>> Start
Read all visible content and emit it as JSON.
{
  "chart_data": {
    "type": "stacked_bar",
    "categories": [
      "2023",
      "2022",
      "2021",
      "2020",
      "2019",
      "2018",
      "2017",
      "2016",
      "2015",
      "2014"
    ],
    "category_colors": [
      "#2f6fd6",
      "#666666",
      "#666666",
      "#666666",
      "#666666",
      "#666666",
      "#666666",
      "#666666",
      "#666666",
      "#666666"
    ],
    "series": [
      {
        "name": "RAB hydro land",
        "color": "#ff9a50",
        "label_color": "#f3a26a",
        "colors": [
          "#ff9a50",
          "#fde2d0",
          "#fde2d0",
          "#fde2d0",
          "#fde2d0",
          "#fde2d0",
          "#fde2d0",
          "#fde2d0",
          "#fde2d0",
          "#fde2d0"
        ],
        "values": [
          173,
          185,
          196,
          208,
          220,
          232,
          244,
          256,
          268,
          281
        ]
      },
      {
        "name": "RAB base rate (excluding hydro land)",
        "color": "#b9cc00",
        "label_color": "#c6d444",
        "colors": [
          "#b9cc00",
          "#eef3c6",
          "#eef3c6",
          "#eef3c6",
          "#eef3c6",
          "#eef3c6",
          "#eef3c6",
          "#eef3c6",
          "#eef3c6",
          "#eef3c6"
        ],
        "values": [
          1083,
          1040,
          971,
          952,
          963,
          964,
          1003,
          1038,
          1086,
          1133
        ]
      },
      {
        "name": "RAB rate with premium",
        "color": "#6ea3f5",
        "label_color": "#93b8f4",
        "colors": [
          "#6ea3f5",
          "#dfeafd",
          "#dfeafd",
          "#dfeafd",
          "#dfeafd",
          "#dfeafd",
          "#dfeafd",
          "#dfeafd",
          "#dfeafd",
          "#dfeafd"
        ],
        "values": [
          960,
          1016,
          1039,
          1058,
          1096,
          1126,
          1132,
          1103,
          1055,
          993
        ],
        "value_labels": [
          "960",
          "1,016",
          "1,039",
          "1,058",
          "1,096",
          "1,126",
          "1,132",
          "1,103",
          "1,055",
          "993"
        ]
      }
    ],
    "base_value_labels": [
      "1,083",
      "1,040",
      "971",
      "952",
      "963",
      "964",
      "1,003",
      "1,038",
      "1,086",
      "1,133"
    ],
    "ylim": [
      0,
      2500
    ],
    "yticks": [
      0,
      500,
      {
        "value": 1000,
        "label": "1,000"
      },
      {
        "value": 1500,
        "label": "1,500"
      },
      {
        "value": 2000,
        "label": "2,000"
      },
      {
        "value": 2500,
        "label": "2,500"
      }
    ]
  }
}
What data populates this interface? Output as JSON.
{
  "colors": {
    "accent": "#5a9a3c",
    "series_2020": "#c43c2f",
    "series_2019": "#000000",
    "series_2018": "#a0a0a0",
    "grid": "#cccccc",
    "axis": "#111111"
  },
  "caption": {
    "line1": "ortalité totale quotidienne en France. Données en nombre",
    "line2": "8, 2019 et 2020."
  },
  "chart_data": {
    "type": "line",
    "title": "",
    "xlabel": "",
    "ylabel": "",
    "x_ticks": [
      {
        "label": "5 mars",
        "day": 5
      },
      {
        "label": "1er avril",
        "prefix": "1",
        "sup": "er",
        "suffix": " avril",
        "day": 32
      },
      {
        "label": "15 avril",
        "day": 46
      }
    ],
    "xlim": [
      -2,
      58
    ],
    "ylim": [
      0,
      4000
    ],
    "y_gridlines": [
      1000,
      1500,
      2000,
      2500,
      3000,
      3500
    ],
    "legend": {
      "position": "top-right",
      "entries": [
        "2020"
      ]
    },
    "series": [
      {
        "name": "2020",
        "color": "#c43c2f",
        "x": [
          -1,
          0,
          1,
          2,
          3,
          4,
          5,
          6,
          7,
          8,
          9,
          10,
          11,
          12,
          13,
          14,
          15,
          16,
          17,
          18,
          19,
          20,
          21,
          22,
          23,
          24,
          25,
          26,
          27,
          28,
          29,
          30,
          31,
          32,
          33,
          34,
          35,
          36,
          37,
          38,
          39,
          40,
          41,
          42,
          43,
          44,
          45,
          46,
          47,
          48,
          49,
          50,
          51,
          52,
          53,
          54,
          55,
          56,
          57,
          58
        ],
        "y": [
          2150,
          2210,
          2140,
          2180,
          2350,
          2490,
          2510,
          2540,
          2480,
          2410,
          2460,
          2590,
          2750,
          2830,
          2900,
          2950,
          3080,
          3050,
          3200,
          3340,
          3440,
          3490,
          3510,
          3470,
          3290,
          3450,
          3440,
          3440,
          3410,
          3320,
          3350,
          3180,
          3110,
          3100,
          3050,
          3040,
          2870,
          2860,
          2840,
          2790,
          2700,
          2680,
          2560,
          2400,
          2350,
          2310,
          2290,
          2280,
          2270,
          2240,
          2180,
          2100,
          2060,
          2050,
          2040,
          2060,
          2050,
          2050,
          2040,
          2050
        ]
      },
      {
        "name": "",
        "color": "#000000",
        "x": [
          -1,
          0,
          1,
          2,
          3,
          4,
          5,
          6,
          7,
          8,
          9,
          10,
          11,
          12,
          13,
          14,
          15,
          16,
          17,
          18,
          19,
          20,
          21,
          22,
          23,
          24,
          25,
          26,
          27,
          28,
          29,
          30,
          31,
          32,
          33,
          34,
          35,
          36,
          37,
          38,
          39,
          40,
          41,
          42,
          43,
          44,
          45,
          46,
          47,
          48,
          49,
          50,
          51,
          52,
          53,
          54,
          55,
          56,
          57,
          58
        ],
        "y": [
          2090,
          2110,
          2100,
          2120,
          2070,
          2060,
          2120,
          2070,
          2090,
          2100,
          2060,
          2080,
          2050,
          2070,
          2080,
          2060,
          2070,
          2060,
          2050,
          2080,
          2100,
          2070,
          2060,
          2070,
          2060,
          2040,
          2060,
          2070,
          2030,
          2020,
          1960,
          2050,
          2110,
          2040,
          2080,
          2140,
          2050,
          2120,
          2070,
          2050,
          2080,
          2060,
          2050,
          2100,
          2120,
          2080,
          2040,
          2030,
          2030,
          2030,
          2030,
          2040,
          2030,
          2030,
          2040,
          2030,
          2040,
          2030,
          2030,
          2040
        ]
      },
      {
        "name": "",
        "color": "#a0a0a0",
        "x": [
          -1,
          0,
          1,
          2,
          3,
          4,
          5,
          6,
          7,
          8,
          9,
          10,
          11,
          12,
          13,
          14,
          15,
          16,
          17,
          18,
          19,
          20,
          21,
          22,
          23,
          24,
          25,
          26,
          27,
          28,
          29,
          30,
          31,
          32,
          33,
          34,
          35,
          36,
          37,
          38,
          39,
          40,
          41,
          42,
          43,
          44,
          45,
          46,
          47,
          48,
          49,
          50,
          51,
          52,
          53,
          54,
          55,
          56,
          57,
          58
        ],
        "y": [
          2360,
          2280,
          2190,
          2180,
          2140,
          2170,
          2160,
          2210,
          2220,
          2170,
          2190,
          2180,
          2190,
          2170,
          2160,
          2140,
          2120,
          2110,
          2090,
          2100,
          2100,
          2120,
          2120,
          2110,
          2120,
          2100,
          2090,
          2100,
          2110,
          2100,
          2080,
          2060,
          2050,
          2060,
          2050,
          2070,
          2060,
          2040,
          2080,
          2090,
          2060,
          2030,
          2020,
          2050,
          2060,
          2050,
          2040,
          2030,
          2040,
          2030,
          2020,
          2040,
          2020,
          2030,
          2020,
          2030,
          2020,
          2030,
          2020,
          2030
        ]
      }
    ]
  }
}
>> End
» Written exercise:
Above are some records. Report the number of their lines that include "hydro", and add nothing else.

» Response:
2